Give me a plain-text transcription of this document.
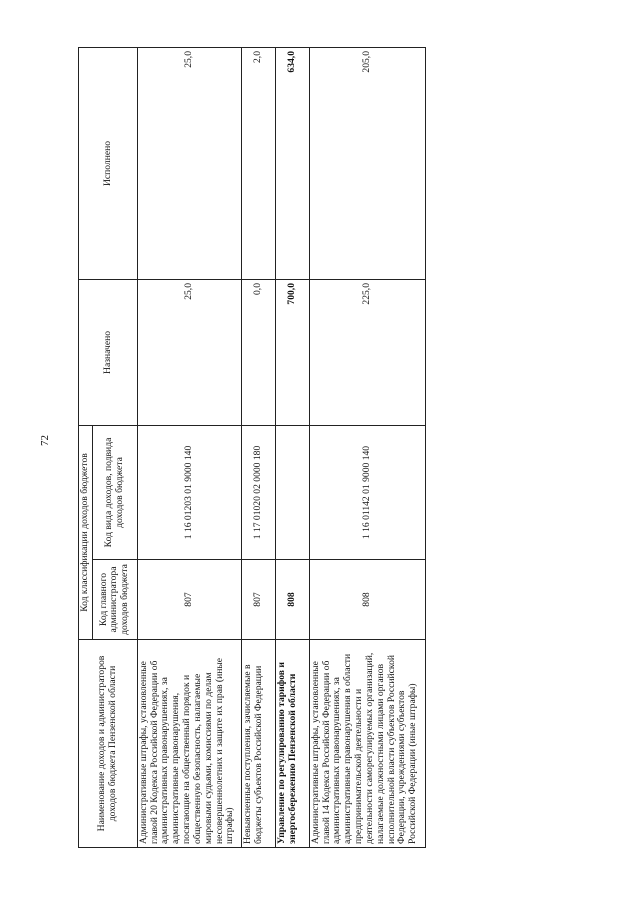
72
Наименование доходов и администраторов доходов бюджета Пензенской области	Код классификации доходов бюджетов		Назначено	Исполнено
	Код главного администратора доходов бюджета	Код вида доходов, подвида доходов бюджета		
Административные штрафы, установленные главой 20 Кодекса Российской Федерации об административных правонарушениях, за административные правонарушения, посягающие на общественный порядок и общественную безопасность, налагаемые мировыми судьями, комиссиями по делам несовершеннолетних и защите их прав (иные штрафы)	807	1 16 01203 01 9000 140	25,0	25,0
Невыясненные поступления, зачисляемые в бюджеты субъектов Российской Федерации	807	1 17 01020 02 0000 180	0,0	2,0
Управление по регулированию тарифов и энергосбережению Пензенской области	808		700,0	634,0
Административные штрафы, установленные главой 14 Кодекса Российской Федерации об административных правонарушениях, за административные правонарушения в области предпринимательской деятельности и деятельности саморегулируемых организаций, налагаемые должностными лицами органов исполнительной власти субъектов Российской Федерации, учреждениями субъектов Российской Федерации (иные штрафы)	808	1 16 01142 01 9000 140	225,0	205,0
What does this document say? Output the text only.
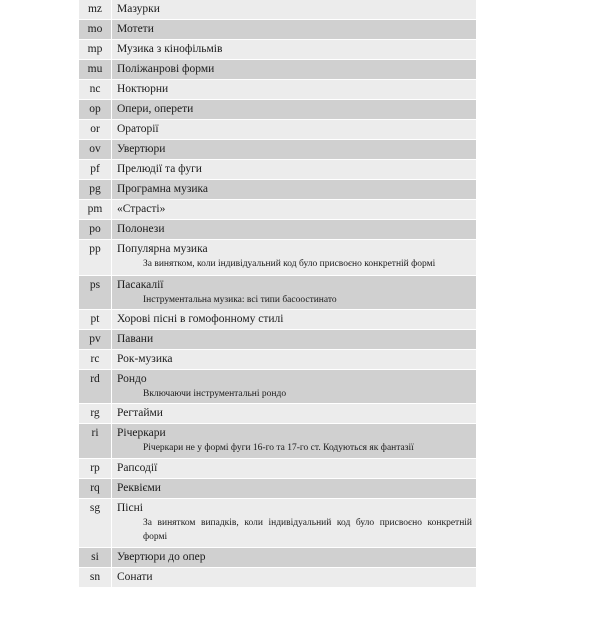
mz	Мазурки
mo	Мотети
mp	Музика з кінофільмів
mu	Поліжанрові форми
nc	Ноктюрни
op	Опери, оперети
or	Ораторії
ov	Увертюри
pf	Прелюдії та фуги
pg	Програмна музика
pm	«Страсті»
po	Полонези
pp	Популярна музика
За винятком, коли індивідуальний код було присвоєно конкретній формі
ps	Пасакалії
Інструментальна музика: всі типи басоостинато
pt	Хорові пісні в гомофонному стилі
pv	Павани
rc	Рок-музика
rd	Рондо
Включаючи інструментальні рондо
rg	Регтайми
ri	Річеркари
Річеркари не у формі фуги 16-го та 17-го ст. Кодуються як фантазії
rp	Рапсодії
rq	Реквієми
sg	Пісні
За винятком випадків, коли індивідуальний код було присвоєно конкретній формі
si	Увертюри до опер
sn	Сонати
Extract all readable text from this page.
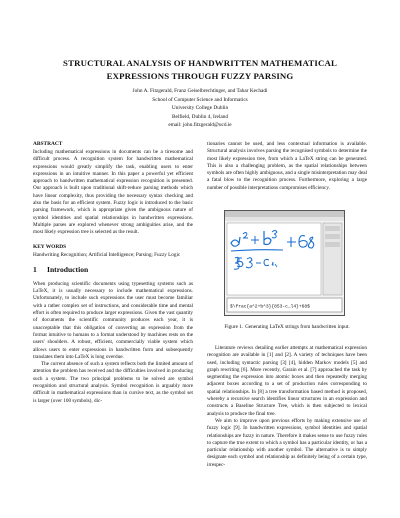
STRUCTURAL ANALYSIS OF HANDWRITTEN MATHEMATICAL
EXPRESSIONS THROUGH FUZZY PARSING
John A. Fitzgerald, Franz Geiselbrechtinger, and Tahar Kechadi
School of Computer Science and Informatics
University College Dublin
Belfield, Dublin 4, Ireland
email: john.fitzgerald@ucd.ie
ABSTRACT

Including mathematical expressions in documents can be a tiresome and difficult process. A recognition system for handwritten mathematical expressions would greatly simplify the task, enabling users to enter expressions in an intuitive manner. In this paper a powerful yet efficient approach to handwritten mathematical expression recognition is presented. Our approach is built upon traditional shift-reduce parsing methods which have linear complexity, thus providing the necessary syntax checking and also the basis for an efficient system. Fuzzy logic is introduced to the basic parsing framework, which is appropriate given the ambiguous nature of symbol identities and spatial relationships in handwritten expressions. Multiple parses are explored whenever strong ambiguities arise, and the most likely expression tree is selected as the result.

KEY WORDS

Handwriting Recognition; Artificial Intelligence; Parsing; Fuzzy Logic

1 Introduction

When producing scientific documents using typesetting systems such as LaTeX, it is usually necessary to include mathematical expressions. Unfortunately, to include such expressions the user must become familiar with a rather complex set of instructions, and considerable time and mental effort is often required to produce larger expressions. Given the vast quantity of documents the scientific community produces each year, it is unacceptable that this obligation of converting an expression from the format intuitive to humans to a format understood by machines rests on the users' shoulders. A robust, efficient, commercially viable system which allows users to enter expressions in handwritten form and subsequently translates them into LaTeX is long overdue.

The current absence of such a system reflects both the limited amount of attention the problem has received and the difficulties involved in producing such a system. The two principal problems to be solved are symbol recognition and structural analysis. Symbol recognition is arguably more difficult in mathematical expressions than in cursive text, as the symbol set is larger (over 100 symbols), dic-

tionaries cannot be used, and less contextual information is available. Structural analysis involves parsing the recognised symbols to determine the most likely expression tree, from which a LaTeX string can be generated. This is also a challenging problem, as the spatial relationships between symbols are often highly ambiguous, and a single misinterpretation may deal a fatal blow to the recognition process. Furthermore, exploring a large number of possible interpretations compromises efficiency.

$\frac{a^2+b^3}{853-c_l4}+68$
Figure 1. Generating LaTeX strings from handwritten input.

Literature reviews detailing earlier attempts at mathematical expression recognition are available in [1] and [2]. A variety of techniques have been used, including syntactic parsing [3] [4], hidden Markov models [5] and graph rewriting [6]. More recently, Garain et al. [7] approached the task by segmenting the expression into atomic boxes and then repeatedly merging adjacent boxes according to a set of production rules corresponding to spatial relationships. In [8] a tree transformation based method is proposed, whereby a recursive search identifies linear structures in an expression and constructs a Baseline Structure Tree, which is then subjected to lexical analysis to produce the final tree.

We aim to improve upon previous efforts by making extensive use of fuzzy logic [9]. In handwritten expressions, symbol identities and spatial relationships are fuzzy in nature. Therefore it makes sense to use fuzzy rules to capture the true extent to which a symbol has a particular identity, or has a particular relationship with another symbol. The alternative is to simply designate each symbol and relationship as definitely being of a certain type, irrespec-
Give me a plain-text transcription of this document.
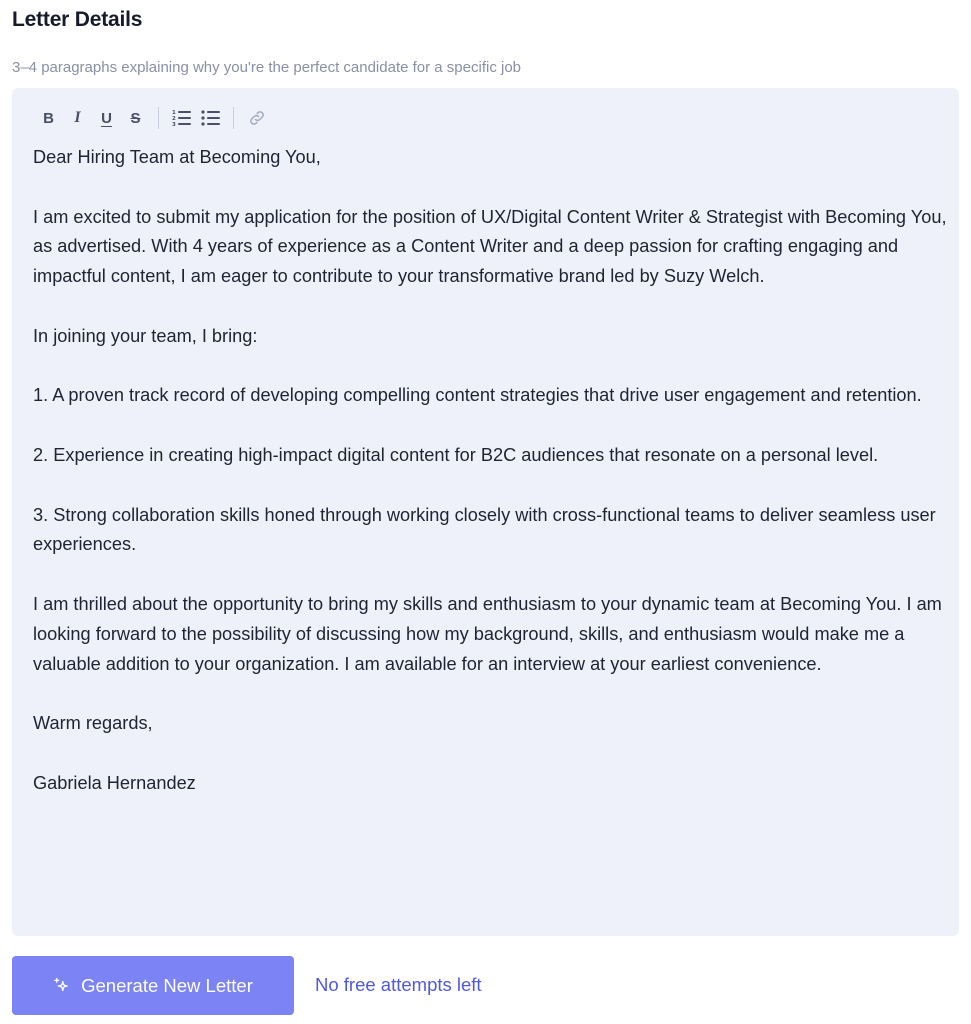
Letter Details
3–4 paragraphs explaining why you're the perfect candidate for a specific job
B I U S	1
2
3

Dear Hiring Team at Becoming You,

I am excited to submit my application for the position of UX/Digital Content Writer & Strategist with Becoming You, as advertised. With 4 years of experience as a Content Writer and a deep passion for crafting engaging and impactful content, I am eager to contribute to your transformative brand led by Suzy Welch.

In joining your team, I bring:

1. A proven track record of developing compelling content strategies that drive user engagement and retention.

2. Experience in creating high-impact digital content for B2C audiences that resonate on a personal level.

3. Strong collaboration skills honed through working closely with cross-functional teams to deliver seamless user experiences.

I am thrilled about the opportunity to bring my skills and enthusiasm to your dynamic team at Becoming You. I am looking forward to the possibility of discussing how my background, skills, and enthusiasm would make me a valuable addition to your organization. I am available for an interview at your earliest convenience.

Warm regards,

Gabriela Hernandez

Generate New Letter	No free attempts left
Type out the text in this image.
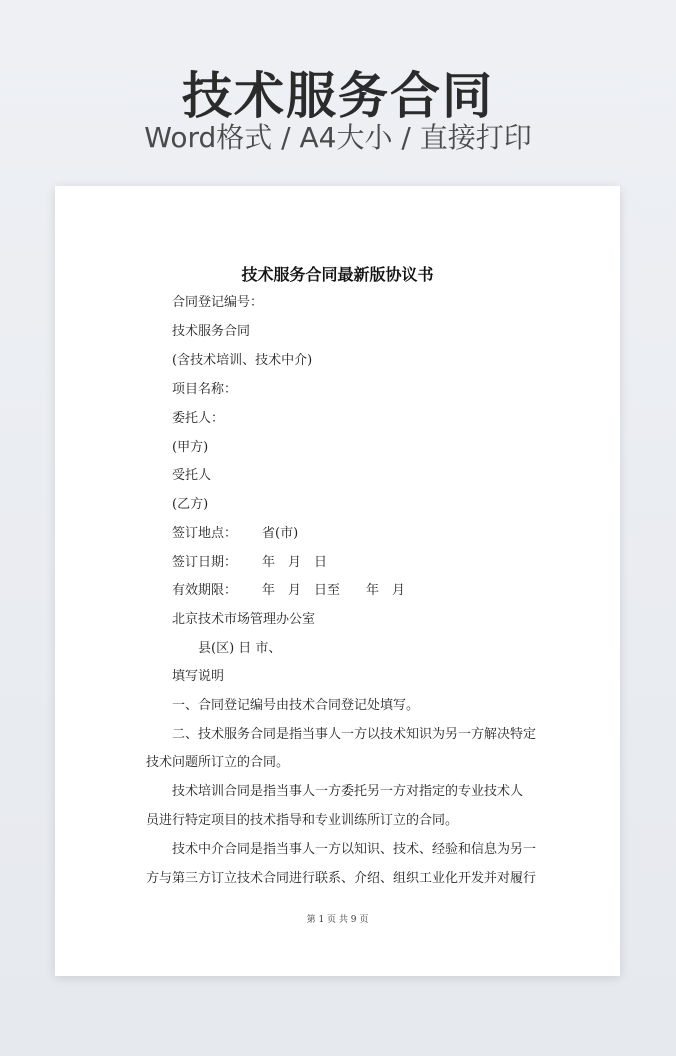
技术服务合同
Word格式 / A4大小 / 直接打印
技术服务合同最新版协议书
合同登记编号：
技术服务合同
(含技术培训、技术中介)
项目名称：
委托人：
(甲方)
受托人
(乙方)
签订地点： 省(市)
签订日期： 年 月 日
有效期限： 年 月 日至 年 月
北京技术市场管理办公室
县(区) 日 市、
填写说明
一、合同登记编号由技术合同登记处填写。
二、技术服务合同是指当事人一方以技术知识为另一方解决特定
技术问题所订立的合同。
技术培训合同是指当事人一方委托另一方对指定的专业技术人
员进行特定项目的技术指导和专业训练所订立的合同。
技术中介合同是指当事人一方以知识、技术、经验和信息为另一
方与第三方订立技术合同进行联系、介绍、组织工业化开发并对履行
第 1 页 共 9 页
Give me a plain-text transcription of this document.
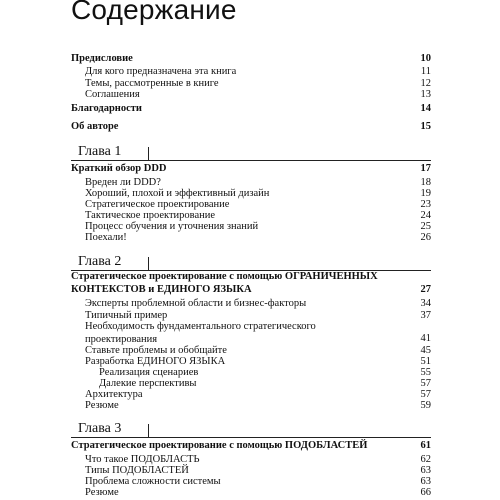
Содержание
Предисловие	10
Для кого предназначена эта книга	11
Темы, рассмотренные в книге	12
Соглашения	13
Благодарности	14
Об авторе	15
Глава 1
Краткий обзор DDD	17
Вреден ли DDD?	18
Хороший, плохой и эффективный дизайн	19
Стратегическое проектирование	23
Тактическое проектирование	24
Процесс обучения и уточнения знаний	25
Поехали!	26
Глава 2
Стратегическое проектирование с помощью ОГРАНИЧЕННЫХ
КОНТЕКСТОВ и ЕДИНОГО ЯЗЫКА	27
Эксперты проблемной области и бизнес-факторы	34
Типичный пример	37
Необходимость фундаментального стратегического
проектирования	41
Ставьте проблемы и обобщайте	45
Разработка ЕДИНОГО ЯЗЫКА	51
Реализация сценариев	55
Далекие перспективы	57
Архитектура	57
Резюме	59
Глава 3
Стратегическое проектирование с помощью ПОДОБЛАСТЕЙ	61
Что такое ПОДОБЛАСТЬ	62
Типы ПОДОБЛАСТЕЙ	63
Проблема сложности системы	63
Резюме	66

┄┄┄┄┄┄┄┄┄┄┄┄┄┄┄┄┄┄┄┄

§ The problem: Where a line holds "конкретній", copy it out.

§ Task response:
За винятком, коли індивідуальний код було присвоєно конкретній формі
За винятком випадків, коли індивідуальний код було присвоєно конкретній формі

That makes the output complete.